Consigne A —
Répondez aux questions suivantes d'après l'extrait :
(i) De quel côté le ravin commença-t-il de se creuser ?
(ii) De quelle rivière le torrent roulant au fond de l'abîme était-il une des sources ?
(iii) À quel endroit le porteur reçut-il le coup de fouet ?

Je dois le dire, les trois premières verstes que nous fîmes semblèrent me donner raison, puis un faible ravin commença de se creuser à ma gauche, la pente devint peu à peu plus rapide ; le ravin se creusait toujours, la pente devenait une glissade. Nous voyions devant nous des cimes d’arbres sur lesquels il nous semblait que notre traîneau allait passer, puis le chemin tournait brusquement à droite, et par son mouvement d’inclinaison nous pouvions voir jusqu’au fond du ravin, qui passait insensiblement du précipice à l’abîme. Un torrent roulait au fond de cet abîme ; c’était une des sources du Quirill. Il était évident que nous ne serions au bas du Sourham que quand nous nous trouverions de niveau avec le torrent, et le torrent était loin. Nous avions un postillon excellent, mais ayant la mauvaise habitude de frapper ses chevaux ; ses chevaux, de leur côté, avaient la mauvaise habitude, quand on les frappait, de se jeter de côté. Son porteur, à la suite d’un coup de fouet reçu entre les deux oreilles, fit un écart ; le cheval et le postillon disparurent dans la neige jusqu’à la ceinture.

Lignes de données —
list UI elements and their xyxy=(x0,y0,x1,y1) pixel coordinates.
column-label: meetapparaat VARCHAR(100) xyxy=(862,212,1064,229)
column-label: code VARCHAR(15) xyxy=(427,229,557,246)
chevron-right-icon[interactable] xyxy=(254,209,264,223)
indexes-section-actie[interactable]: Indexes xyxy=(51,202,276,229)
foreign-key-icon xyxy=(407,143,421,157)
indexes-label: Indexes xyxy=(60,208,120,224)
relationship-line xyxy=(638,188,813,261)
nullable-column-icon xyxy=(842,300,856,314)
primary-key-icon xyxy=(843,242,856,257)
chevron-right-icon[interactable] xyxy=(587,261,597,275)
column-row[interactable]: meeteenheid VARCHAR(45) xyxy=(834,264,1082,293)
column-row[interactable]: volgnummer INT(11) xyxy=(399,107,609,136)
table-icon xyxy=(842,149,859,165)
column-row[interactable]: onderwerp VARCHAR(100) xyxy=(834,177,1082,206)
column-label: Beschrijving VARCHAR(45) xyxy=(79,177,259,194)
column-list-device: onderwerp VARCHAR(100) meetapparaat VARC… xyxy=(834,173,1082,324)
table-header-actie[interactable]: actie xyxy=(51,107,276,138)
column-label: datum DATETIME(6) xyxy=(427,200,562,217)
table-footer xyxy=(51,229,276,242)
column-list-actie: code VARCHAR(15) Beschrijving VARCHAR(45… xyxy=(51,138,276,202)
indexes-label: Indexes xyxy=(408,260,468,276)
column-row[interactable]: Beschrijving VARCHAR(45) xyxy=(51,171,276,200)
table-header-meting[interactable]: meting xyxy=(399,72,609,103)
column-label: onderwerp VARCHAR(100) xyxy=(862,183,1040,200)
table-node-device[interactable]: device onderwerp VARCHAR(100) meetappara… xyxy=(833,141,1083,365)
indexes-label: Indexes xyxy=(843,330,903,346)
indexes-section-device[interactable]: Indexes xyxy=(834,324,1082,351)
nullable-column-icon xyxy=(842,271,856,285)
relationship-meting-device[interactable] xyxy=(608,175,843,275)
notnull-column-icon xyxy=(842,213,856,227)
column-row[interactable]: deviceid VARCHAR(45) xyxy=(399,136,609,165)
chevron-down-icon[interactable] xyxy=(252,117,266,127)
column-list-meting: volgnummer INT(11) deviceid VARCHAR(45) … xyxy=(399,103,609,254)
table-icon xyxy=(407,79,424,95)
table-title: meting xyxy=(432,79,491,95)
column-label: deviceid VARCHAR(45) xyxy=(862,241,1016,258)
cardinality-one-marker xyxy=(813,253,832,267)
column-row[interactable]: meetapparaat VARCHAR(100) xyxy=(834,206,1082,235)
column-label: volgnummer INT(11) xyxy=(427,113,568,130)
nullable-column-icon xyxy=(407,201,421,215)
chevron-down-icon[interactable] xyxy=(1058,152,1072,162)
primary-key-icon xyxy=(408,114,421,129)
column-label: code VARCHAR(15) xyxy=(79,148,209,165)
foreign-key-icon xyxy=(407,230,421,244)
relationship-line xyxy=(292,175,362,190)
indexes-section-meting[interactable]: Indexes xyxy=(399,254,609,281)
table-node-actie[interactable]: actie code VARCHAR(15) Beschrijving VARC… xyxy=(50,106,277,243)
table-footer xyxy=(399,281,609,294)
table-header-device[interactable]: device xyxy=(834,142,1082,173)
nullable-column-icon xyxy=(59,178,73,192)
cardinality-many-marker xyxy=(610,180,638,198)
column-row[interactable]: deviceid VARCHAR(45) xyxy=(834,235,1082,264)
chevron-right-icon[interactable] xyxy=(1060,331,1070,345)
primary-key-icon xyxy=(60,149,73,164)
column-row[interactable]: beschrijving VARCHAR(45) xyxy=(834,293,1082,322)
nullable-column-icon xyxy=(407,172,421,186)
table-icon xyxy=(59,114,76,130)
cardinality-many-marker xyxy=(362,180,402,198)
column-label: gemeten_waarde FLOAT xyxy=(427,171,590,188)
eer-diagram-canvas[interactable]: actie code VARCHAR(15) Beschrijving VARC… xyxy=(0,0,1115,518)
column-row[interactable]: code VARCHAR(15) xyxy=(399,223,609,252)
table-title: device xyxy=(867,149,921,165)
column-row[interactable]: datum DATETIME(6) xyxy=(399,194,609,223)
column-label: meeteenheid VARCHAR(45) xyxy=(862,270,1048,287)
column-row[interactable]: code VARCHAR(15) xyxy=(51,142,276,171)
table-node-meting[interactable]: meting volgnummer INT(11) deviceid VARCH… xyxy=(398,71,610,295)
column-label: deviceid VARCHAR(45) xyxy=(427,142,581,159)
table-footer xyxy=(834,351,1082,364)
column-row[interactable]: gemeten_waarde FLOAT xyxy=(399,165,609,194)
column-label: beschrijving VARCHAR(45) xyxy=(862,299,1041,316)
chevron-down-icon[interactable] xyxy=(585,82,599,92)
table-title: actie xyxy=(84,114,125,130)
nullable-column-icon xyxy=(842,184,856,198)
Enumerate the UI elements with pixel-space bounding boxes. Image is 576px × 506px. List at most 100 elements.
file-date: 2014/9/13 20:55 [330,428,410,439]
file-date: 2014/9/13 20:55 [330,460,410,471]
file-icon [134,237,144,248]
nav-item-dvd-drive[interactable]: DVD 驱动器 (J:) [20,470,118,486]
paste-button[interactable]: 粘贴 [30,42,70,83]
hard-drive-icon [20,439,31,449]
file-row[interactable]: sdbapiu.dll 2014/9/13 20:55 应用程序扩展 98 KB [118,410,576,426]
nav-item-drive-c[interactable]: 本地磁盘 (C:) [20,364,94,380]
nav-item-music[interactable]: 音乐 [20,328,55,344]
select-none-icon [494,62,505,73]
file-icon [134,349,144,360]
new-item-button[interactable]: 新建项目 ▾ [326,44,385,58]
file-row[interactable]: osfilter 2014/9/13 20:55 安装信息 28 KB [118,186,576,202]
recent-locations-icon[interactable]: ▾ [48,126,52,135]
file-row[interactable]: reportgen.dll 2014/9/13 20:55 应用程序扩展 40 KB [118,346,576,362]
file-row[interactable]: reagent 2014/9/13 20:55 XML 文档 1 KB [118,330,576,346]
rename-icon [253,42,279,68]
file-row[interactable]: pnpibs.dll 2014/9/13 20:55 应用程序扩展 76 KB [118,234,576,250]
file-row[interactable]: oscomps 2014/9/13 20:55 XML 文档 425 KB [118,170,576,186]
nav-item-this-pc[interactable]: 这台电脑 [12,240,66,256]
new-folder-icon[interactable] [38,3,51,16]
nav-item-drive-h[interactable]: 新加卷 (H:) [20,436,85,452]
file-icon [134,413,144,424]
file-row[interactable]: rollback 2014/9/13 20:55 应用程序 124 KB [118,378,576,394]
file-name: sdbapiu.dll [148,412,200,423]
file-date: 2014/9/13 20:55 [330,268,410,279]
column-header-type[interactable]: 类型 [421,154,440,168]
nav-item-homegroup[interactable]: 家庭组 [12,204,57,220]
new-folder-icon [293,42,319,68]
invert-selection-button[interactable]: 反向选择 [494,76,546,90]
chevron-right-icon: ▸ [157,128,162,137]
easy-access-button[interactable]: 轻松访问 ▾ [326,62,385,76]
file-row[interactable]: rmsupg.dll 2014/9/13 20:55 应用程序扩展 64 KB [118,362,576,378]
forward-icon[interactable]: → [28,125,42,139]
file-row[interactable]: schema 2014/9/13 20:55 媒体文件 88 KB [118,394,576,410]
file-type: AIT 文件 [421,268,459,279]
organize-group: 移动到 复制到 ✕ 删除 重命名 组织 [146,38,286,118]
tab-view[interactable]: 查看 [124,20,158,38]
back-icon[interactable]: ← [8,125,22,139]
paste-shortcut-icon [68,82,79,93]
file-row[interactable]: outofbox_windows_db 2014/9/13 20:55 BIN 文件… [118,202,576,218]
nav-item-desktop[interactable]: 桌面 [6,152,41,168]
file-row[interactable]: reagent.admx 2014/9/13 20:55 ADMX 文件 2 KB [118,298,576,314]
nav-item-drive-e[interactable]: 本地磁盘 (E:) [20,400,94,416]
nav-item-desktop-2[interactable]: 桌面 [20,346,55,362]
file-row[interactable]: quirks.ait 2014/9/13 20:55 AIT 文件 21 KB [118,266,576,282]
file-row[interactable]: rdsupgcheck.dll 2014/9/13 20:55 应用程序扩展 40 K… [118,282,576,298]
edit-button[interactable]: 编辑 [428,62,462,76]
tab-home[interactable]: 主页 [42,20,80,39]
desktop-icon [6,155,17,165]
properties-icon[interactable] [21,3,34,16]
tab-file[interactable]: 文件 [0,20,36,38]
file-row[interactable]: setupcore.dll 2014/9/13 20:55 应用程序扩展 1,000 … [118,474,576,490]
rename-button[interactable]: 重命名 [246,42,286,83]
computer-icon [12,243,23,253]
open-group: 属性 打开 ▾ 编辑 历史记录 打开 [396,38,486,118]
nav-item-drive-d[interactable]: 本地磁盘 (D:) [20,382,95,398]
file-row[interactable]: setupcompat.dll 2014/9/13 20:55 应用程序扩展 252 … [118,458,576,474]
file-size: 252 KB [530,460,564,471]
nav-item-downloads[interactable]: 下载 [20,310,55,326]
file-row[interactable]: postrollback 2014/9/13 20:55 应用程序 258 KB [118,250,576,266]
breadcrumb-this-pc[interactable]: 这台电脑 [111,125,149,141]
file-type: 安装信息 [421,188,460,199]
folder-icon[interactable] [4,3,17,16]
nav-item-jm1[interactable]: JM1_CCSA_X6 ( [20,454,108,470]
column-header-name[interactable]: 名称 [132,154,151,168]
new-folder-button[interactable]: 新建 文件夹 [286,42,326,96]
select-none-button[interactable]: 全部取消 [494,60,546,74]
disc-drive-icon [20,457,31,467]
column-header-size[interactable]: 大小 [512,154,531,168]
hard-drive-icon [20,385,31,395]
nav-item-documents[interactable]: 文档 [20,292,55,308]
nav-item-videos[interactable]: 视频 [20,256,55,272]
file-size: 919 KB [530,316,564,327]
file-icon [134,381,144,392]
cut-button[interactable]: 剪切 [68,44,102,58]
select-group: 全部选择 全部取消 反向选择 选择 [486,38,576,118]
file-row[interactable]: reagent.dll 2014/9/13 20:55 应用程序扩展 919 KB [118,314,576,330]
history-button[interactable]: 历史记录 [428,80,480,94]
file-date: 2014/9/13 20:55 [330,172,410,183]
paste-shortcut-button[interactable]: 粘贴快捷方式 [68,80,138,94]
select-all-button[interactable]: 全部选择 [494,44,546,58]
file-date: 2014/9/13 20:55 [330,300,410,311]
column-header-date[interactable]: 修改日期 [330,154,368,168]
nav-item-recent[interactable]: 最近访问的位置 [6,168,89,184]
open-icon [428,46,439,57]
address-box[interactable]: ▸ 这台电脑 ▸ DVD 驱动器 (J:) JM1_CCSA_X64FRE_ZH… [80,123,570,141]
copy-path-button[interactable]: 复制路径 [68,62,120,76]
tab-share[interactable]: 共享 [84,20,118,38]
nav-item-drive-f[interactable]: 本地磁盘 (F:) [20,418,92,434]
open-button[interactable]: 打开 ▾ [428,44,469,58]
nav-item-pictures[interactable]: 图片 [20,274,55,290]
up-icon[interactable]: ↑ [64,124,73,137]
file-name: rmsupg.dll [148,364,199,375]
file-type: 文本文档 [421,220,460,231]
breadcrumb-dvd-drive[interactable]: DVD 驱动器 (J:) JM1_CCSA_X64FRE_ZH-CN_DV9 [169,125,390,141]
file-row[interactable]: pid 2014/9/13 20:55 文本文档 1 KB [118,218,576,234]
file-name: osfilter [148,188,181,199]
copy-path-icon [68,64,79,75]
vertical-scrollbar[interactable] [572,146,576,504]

Consigne B — Extrayez à l'identique les lignes de données, en partant de la première et en terminant par la ligne qui contient « indexes-label: Indexes xyxy=(408,260,468,276) », celle-ci incluse.

Réponse rédigée A —
(i) À gauche.
(ii) Du Quirill.
(iii) Entre les deux oreilles.

Réponse rédigée B —
list UI elements and their xyxy=(x0,y0,x1,y1) pixel coordinates.
column-label: meetapparaat VARCHAR(100) xyxy=(862,212,1064,229)
column-label: code VARCHAR(15) xyxy=(427,229,557,246)
chevron-right-icon[interactable] xyxy=(254,209,264,223)
indexes-section-actie[interactable]: Indexes xyxy=(51,202,276,229)
foreign-key-icon xyxy=(407,143,421,157)
indexes-label: Indexes xyxy=(60,208,120,224)
relationship-line xyxy=(638,188,813,261)
nullable-column-icon xyxy=(842,300,856,314)
primary-key-icon xyxy=(843,242,856,257)
chevron-right-icon[interactable] xyxy=(587,261,597,275)
column-row[interactable]: meeteenheid VARCHAR(45) xyxy=(834,264,1082,293)
column-row[interactable]: volgnummer INT(11) xyxy=(399,107,609,136)
table-icon xyxy=(842,149,859,165)
column-row[interactable]: onderwerp VARCHAR(100) xyxy=(834,177,1082,206)
column-label: Beschrijving VARCHAR(45) xyxy=(79,177,259,194)
column-list-device: onderwerp VARCHAR(100) meetapparaat VARC… xyxy=(834,173,1082,324)
table-header-actie[interactable]: actie xyxy=(51,107,276,138)
column-label: datum DATETIME(6) xyxy=(427,200,562,217)
table-footer xyxy=(51,229,276,242)
column-list-actie: code VARCHAR(15) Beschrijving VARCHAR(45… xyxy=(51,138,276,202)
indexes-label: Indexes xyxy=(408,260,468,276)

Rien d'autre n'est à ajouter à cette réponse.